[Supplied information start]

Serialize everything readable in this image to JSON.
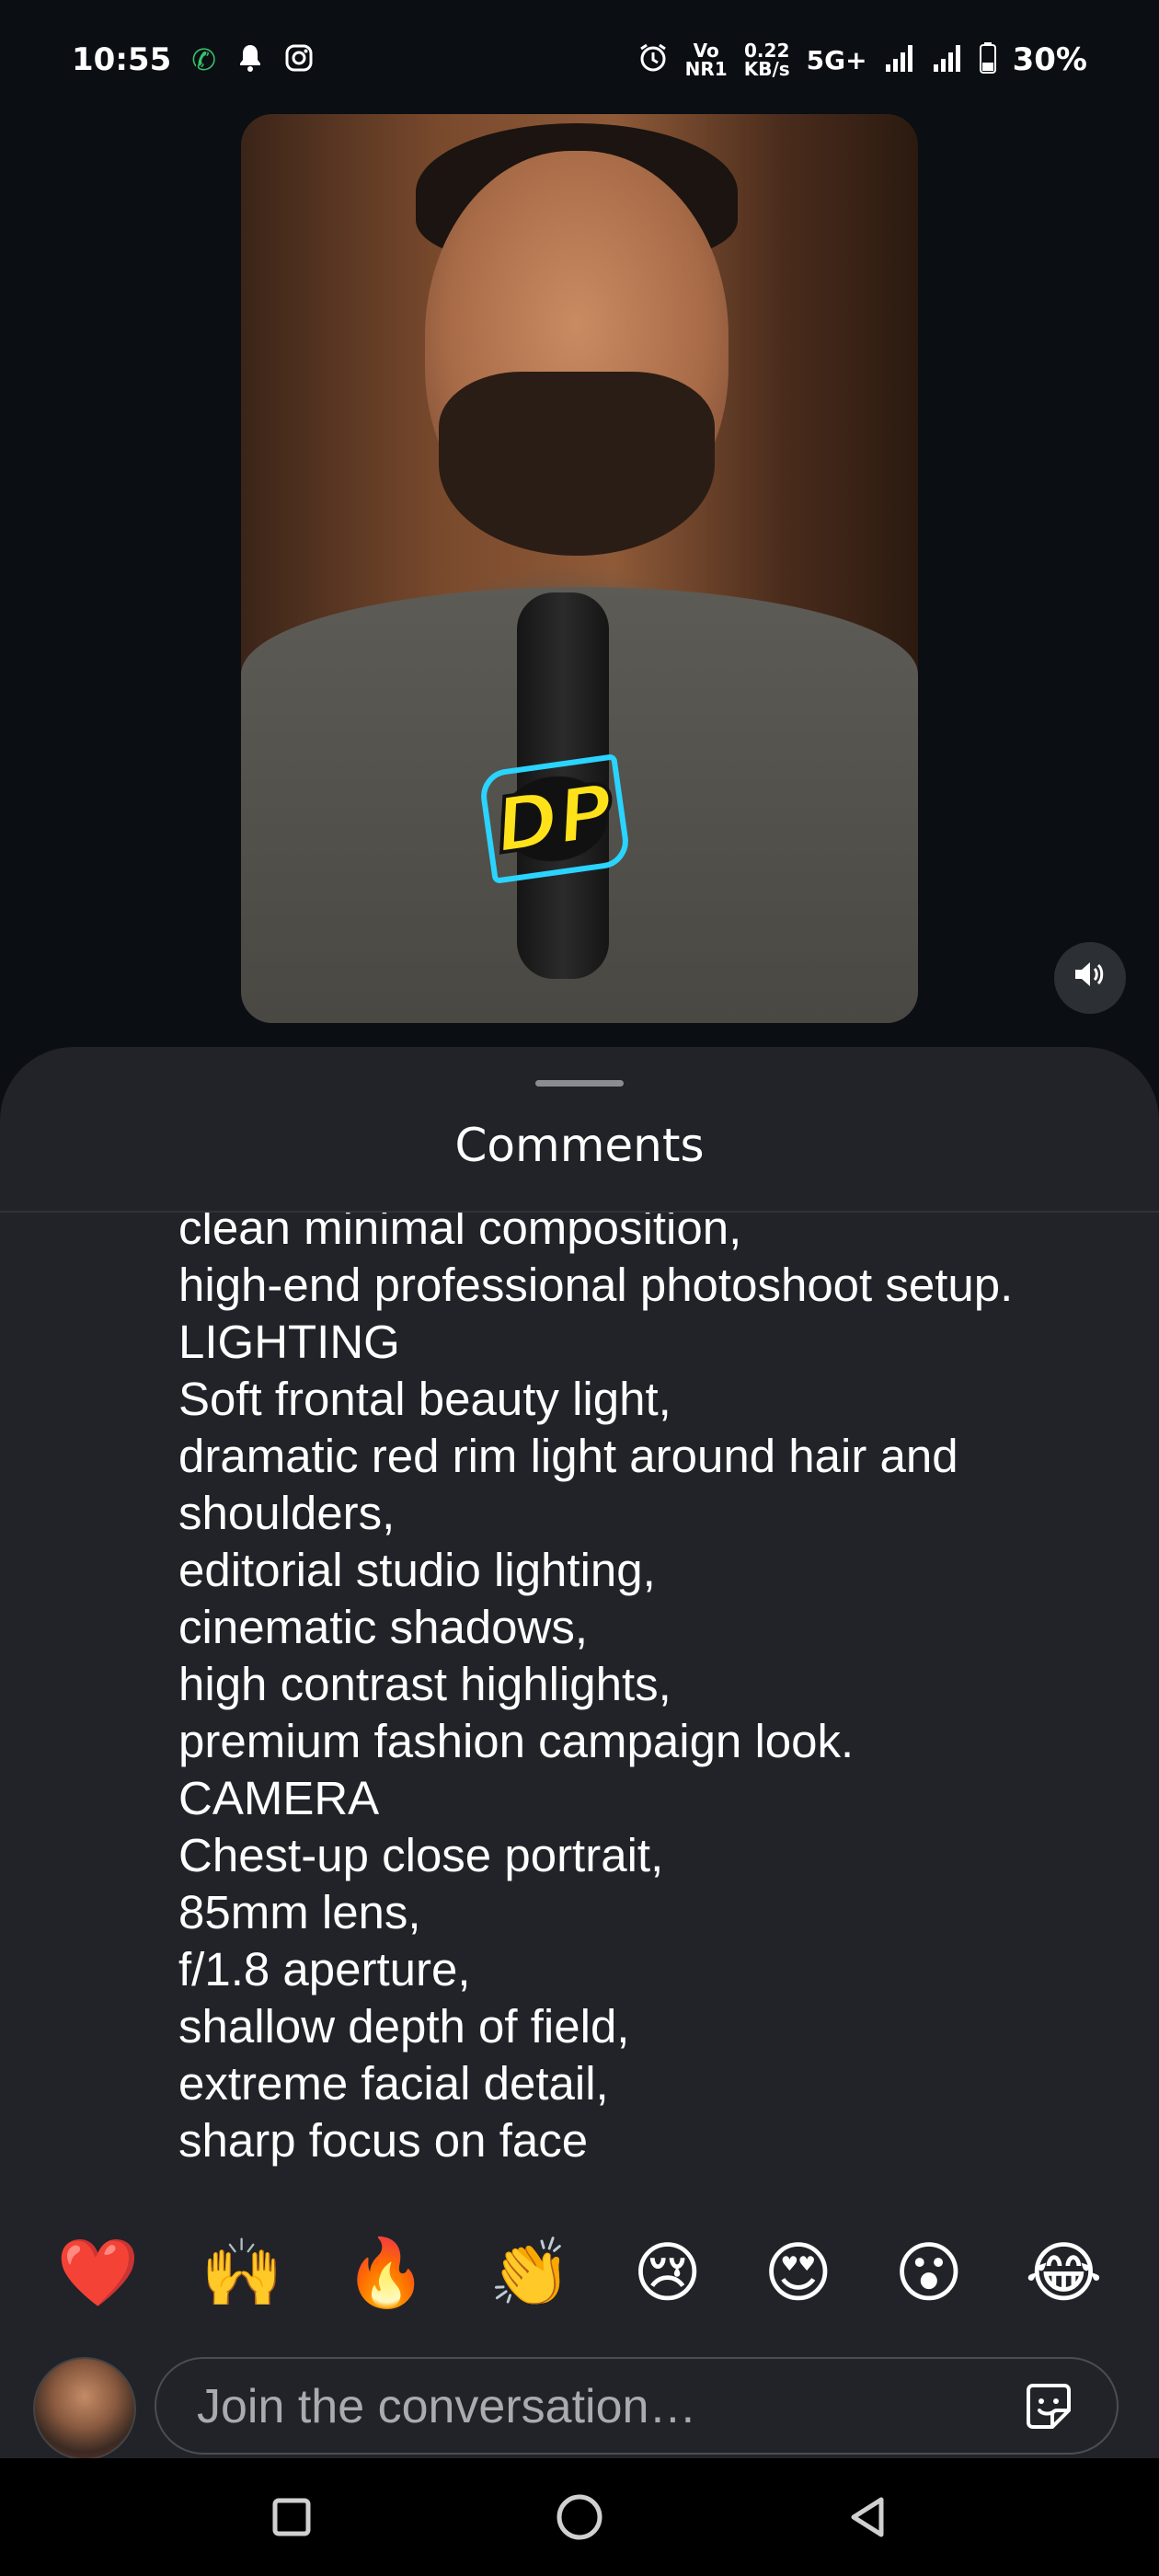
{
  "status_bar": {
    "time": "10:55",
    "volte_top": "Vo",
    "volte_bottom": "NR1",
    "speed_top": "0.22",
    "speed_bottom": "KB/s",
    "network": "5G+",
    "battery": "30%",
    "icons": [
      "call-icon",
      "notification-bell-icon",
      "instagram-icon",
      "alarm-icon",
      "signal-icon",
      "signal-icon",
      "battery-icon"
    ]
  },
  "video": {
    "logo_text": "DP",
    "volume_icon": "volume-icon"
  },
  "comments_sheet": {
    "title": "Comments",
    "comment_text": "clean minimal composition,\nhigh-end professional photoshoot setup.\nLIGHTING\nSoft frontal beauty light,\ndramatic red rim light around hair and shoulders,\neditorial studio lighting,\ncinematic shadows,\nhigh contrast highlights,\npremium fashion campaign look.\nCAMERA\nChest-up close portrait,\n85mm lens,\nf/1.8 aperture,\nshallow depth of field,\nextreme facial detail,\nsharp focus on face"
  },
  "reactions": [
    "❤️",
    "🙌",
    "🔥",
    "👏",
    "😢",
    "😍",
    "😮",
    "😂"
  ],
  "compose": {
    "placeholder": "Join the conversation…",
    "sticker_icon": "sticker-icon"
  },
  "colors": {
    "background": "#0b0e13",
    "sheet": "#212328",
    "text": "#ffffff",
    "placeholder": "#a9abaf"
  }
}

[Supplied information end]

**Task directions:** Set down every record once more, word for word, without pictures.

**The answer:**
Serialize everything readable in this image to JSON.
{
  "status_bar": {
    "time": "10:55",
    "volte_top": "Vo",
    "volte_bottom": "NR1",
    "speed_top": "0.22",
    "speed_bottom": "KB/s",
    "network": "5G+",
    "battery": "30%",
    "icons": [
      "call-icon",
      "notification-bell-icon",
      "instagram-icon",
      "alarm-icon",
      "signal-icon",
      "signal-icon",
      "battery-icon"
    ]
  },
  "video": {
    "logo_text": "DP",
    "volume_icon": "volume-icon"
  },
  "comments_sheet": {
    "title": "Comments",
    "comment_text": "clean minimal composition,\nhigh-end professional photoshoot setup.\nLIGHTING\nSoft frontal beauty light,\ndramatic red rim light around hair and shoulders,\neditorial studio lighting,\ncinematic shadows,\nhigh contrast highlights,\npremium fashion campaign look.\nCAMERA\nChest-up close portrait,\n85mm lens,\nf/1.8 aperture,\nshallow depth of field,\nextreme facial detail,\nsharp focus on face"
  },
  "reactions": [
    "❤️",
    "🙌",
    "🔥",
    "👏",
    "😢",
    "😍",
    "😮",
    "😂"
  ],
  "compose": {
    "placeholder": "Join the conversation…",
    "sticker_icon": "sticker-icon"
  },
  "colors": {
    "background": "#0b0e13",
    "sheet": "#212328",
    "text": "#ffffff",
    "placeholder": "#a9abaf"
  }
}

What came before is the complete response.